**JOB:** In full and without alteration, repeat the material.

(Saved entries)
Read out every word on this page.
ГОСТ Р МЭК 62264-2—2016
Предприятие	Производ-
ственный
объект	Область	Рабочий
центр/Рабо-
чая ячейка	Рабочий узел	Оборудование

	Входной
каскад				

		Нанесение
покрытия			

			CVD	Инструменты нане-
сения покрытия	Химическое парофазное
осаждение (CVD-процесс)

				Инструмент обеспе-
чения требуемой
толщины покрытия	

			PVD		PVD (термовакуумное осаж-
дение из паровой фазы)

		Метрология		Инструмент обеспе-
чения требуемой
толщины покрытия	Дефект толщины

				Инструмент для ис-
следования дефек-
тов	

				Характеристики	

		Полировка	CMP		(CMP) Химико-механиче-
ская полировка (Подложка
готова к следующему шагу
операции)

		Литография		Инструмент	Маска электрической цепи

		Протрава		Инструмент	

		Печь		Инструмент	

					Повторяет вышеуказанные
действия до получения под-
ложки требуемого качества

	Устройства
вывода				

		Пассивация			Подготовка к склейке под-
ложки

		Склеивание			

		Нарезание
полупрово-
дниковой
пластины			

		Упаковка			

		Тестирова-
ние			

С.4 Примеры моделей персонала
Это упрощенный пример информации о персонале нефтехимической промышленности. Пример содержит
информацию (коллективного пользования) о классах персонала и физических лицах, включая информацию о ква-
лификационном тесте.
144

**FULL SOLUTION:**
Read out every word on this page.
ГОСТ Р МЭК 62264-2—2016
Предприятие	Производ-
ственный
объект	Область	Рабочий
центр/Рабо-
чая ячейка	Рабочий узел	Оборудование

	Входной
каскад				

		Нанесение
покрытия			

			CVD	Инструменты нане-
сения покрытия	Химическое парофазное
осаждение (CVD-процесс)

				Инструмент обеспе-
чения требуемой
толщины покрытия	

			PVD		PVD (термовакуумное осаж-
дение из паровой фазы)

		Метрология		Инструмент обеспе-
чения требуемой
толщины покрытия	Дефект толщины

				Инструмент для ис-
следования дефек-
тов	

				Характеристики	

		Полировка	CMP		(CMP) Химико-механиче-
ская полировка (Подложка
готова к следующему шагу
операции)

		Литография		Инструмент	Маска электрической цепи

		Протрава		Инструмент	

		Печь		Инструмент	

					Повторяет вышеуказанные
действия до получения под-
ложки требуемого качества

	Устройства
вывода				

		Пассивация			Подготовка к склейке под-
ложки

		Склеивание			

		Нарезание
полупрово-
дниковой
пластины			

		Упаковка			

		Тестирова-
ние			

С.4 Примеры моделей персонала
Это упрощенный пример информации о персонале нефтехимической промышленности. Пример содержит
информацию (коллективного пользования) о классах персонала и физических лицах, включая информацию о ква-
лификационном тесте.
144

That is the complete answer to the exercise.